◆ **What you have to do**: Type out all the records word for word. Any pictures are to be left out.

--- start of Data extract ---

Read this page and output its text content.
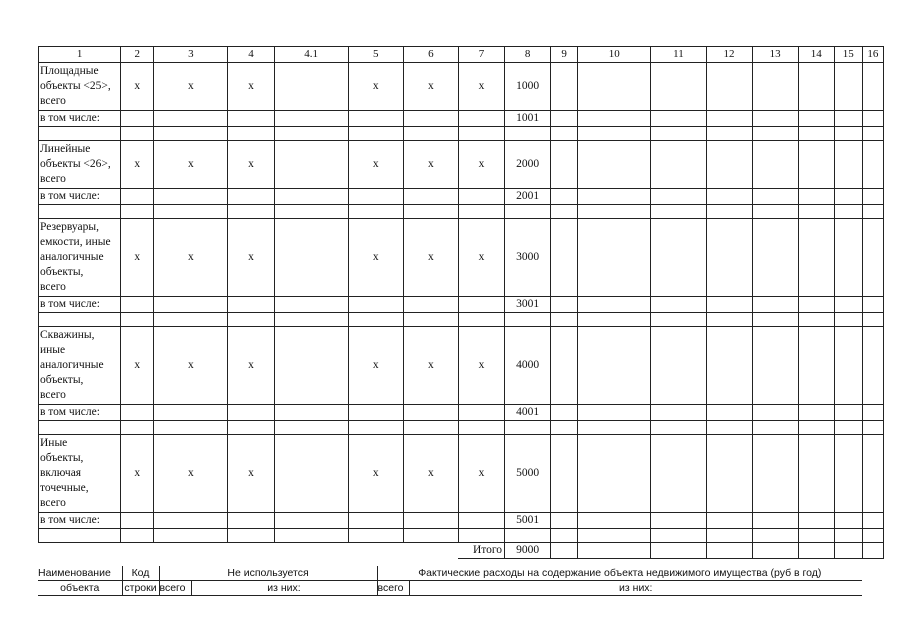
1	2	3	4	4.1	5	6	7	8	9	10	11	12	13	14	15	16

Площадные
объекты <25>,
всего	x	x	x		x	x	x	1000								
в том числе:								1001								

Линейные
объекты <26>,
всего	x	x	x		x	x	x	2000								
в том числе:								2001								

Резервуары,
емкости, иные
аналогичные
объекты,
всего	x	x	x		x	x	x	3000								
в том числе:								3001								

Скважины,
иные
аналогичные
объекты,
всего	x	x	x		x	x	x	4000								
в том числе:								4001								

Иные
объекты,
включая
точечные,
всего	x	x	x		x	x	x	5000								
в том числе:								5001								

							Итого	9000								
Наименование	Код	Не используется		Фактические расходы на содержание объекта недвижимого имущества (руб в год)	
объекта	строки	всего	из них:	всего	из них:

--- end of Data extract ---

◆ **Output**:
Read this page and output its text content.
1	2	3	4	4.1	5	6	7	8	9	10	11	12	13	14	15	16

Площадные
объекты <25>,
всего	x	x	x		x	x	x	1000								
в том числе:								1001								

Линейные
объекты <26>,
всего	x	x	x		x	x	x	2000								
в том числе:								2001								

Резервуары,
емкости, иные
аналогичные
объекты,
всего	x	x	x		x	x	x	3000								
в том числе:								3001								

Скважины,
иные
аналогичные
объекты,
всего	x	x	x		x	x	x	4000								
в том числе:								4001								

Иные
объекты,
включая
точечные,
всего	x	x	x		x	x	x	5000								
в том числе:								5001								

							Итого	9000								
Наименование	Код	Не используется		Фактические расходы на содержание объекта недвижимого имущества (руб в год)	
объекта	строки	всего	из них:	всего	из них:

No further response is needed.